__Directive__
For the listing underneath, give the count of lines containing the string "sigma" and nothing further.

** Start of Data supplied **

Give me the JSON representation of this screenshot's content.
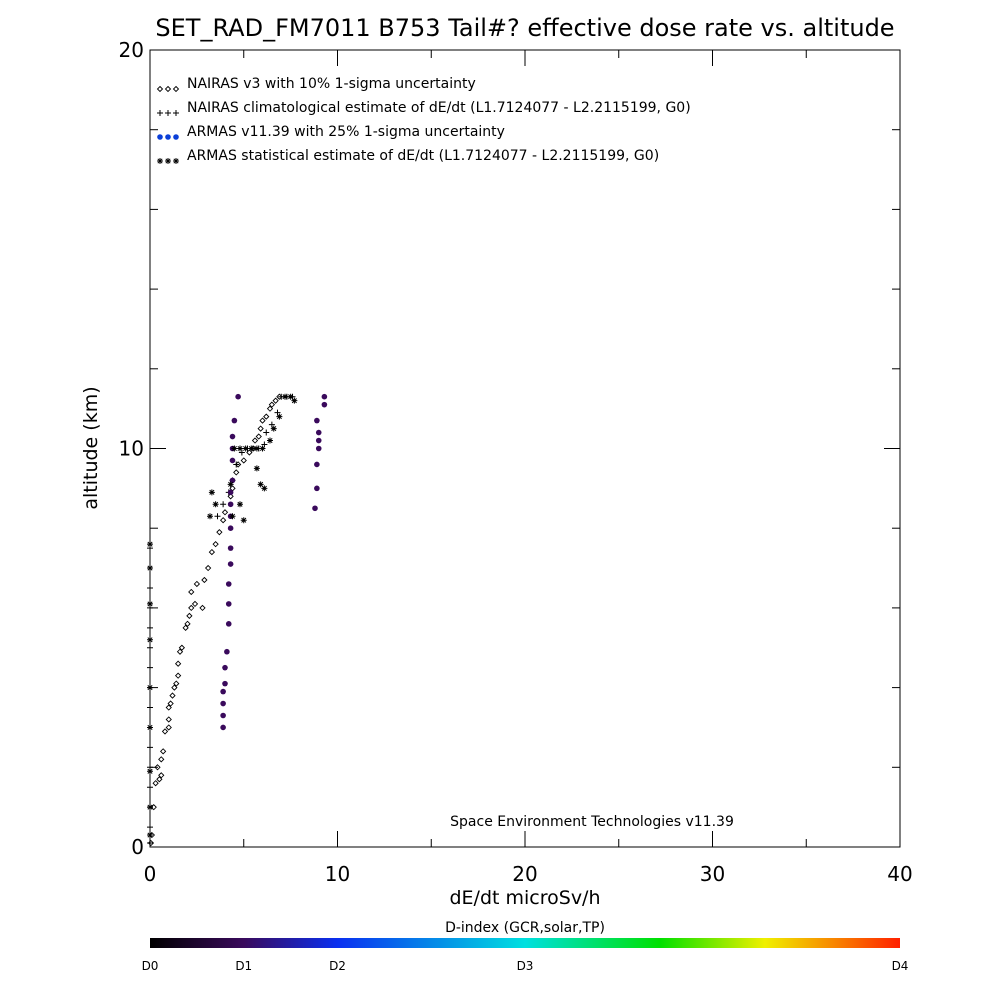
{
  "chart_data": {
    "type": "scatter",
    "title": "SET_RAD_FM7011  B753 Tail#? effective dose rate vs. altitude",
    "xlabel": "dE/dt microSv/h",
    "ylabel": "altitude (km)",
    "xlim": [
      0,
      40
    ],
    "ylim": [
      0,
      20
    ],
    "x_ticks": [
      0,
      10,
      20,
      30,
      40
    ],
    "y_ticks": [
      0,
      10,
      20
    ],
    "x_minor_step": 5,
    "y_minor_step": 2,
    "grid": false,
    "legend_position": "top-left",
    "credit": "Space Environment Technologies v11.39",
    "series": [
      {
        "name": "NAIRAS v3 with 10% 1-sigma uncertainty",
        "marker": "diamond",
        "color": "#000000",
        "points": [
          [
            0.05,
            0.1
          ],
          [
            0.1,
            0.3
          ],
          [
            0.2,
            1.0
          ],
          [
            0.3,
            1.6
          ],
          [
            0.5,
            1.7
          ],
          [
            0.6,
            1.8
          ],
          [
            0.4,
            2.0
          ],
          [
            0.6,
            2.2
          ],
          [
            0.7,
            2.4
          ],
          [
            0.8,
            2.9
          ],
          [
            1.0,
            3.0
          ],
          [
            1.0,
            3.2
          ],
          [
            1.0,
            3.5
          ],
          [
            1.1,
            3.6
          ],
          [
            1.2,
            3.8
          ],
          [
            1.3,
            4.0
          ],
          [
            1.4,
            4.1
          ],
          [
            1.5,
            4.3
          ],
          [
            1.5,
            4.6
          ],
          [
            1.6,
            4.9
          ],
          [
            1.7,
            5.0
          ],
          [
            1.9,
            5.5
          ],
          [
            2.0,
            5.6
          ],
          [
            2.1,
            5.8
          ],
          [
            2.2,
            6.0
          ],
          [
            2.4,
            6.1
          ],
          [
            2.8,
            6.0
          ],
          [
            2.2,
            6.4
          ],
          [
            2.5,
            6.6
          ],
          [
            2.9,
            6.7
          ],
          [
            3.1,
            7.0
          ],
          [
            3.3,
            7.4
          ],
          [
            3.5,
            7.6
          ],
          [
            3.7,
            7.9
          ],
          [
            3.9,
            8.2
          ],
          [
            4.0,
            8.4
          ],
          [
            4.3,
            8.8
          ],
          [
            4.4,
            9.0
          ],
          [
            4.6,
            9.4
          ],
          [
            4.7,
            9.6
          ],
          [
            5.0,
            9.7
          ],
          [
            5.3,
            9.9
          ],
          [
            5.5,
            10.0
          ],
          [
            5.6,
            10.2
          ],
          [
            5.8,
            10.3
          ],
          [
            5.9,
            10.5
          ],
          [
            6.0,
            10.7
          ],
          [
            6.2,
            10.8
          ],
          [
            6.4,
            11.0
          ],
          [
            6.5,
            11.1
          ],
          [
            6.7,
            11.2
          ],
          [
            6.9,
            11.3
          ]
        ]
      },
      {
        "name": "NAIRAS climatological estimate of dE/dt (L1.7124077 - L2.2115199, G0)",
        "marker": "plus",
        "color": "#000000",
        "points": [
          [
            0.0,
            0.1
          ],
          [
            0.0,
            0.5
          ],
          [
            0.0,
            1.0
          ],
          [
            0.0,
            1.5
          ],
          [
            0.0,
            2.0
          ],
          [
            0.0,
            2.5
          ],
          [
            0.0,
            3.0
          ],
          [
            0.0,
            3.5
          ],
          [
            0.0,
            4.0
          ],
          [
            0.0,
            4.5
          ],
          [
            0.0,
            5.0
          ],
          [
            0.0,
            5.5
          ],
          [
            0.0,
            6.0
          ],
          [
            0.0,
            6.5
          ],
          [
            0.0,
            7.0
          ],
          [
            0.0,
            7.5
          ],
          [
            3.6,
            8.3
          ],
          [
            3.9,
            8.6
          ],
          [
            4.2,
            8.9
          ],
          [
            4.4,
            9.2
          ],
          [
            4.6,
            9.6
          ],
          [
            4.9,
            9.9
          ],
          [
            5.2,
            10.0
          ],
          [
            5.5,
            10.0
          ],
          [
            5.8,
            10.0
          ],
          [
            6.1,
            10.1
          ],
          [
            6.2,
            10.4
          ],
          [
            6.5,
            10.6
          ],
          [
            6.8,
            10.9
          ],
          [
            7.0,
            11.3
          ],
          [
            7.3,
            11.3
          ],
          [
            7.6,
            11.3
          ]
        ]
      },
      {
        "name": "ARMAS v11.39 with 25% 1-sigma uncertainty",
        "marker": "dot",
        "color": "#3a0a5c",
        "points": [
          [
            3.9,
            3.0
          ],
          [
            3.9,
            3.3
          ],
          [
            3.9,
            3.6
          ],
          [
            3.9,
            3.9
          ],
          [
            4.0,
            4.1
          ],
          [
            4.0,
            4.5
          ],
          [
            4.1,
            4.9
          ],
          [
            4.2,
            5.6
          ],
          [
            4.2,
            6.1
          ],
          [
            4.2,
            6.6
          ],
          [
            4.3,
            7.1
          ],
          [
            4.3,
            7.5
          ],
          [
            4.3,
            8.0
          ],
          [
            4.3,
            8.3
          ],
          [
            4.3,
            8.6
          ],
          [
            4.3,
            8.9
          ],
          [
            4.4,
            9.2
          ],
          [
            4.4,
            9.7
          ],
          [
            4.4,
            10.0
          ],
          [
            4.4,
            10.3
          ],
          [
            4.5,
            10.7
          ],
          [
            4.7,
            11.3
          ],
          [
            8.8,
            8.5
          ],
          [
            8.9,
            9.0
          ],
          [
            8.9,
            9.6
          ],
          [
            9.0,
            10.0
          ],
          [
            9.0,
            10.2
          ],
          [
            9.0,
            10.4
          ],
          [
            8.9,
            10.7
          ],
          [
            9.3,
            11.1
          ],
          [
            9.3,
            11.3
          ]
        ]
      },
      {
        "name": "ARMAS statistical estimate of dE/dt (L1.7124077 - L2.2115199, G0)",
        "marker": "asterisk",
        "color": "#000000",
        "points": [
          [
            0.0,
            0.3
          ],
          [
            0.0,
            1.0
          ],
          [
            0.0,
            1.9
          ],
          [
            0.0,
            3.0
          ],
          [
            0.0,
            4.0
          ],
          [
            0.0,
            5.2
          ],
          [
            0.0,
            6.1
          ],
          [
            0.0,
            7.0
          ],
          [
            0.0,
            7.6
          ],
          [
            3.2,
            8.3
          ],
          [
            3.3,
            8.9
          ],
          [
            3.5,
            8.6
          ],
          [
            4.4,
            8.3
          ],
          [
            4.8,
            8.6
          ],
          [
            5.0,
            8.2
          ],
          [
            4.3,
            9.1
          ],
          [
            5.7,
            9.5
          ],
          [
            5.9,
            9.1
          ],
          [
            6.1,
            9.0
          ],
          [
            4.5,
            10.0
          ],
          [
            4.8,
            10.0
          ],
          [
            5.1,
            10.0
          ],
          [
            5.4,
            10.0
          ],
          [
            5.7,
            10.0
          ],
          [
            6.0,
            10.0
          ],
          [
            6.4,
            10.2
          ],
          [
            6.6,
            10.5
          ],
          [
            6.9,
            10.8
          ],
          [
            7.2,
            11.3
          ],
          [
            7.5,
            11.3
          ],
          [
            7.7,
            11.2
          ]
        ]
      }
    ],
    "colorbar": {
      "title": "D-index (GCR,solar,TP)",
      "labels": [
        {
          "text": "D0",
          "pos": 0.0
        },
        {
          "text": "D1",
          "pos": 0.125
        },
        {
          "text": "D2",
          "pos": 0.25
        },
        {
          "text": "D3",
          "pos": 0.5
        },
        {
          "text": "D4",
          "pos": 1.0
        }
      ],
      "stops": [
        {
          "pos": 0.0,
          "color": "#000000"
        },
        {
          "pos": 0.125,
          "color": "#3a0a5c"
        },
        {
          "pos": 0.25,
          "color": "#0a2ff0"
        },
        {
          "pos": 0.5,
          "color": "#00e0e0"
        },
        {
          "pos": 0.68,
          "color": "#00e000"
        },
        {
          "pos": 0.82,
          "color": "#f0f000"
        },
        {
          "pos": 1.0,
          "color": "#ff2000"
        }
      ]
    }
  },
  "legend_colors": {
    "armas_legend_dot": "#0b3fd8"
  }
}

** End of Data supplied **

__Finished task__
2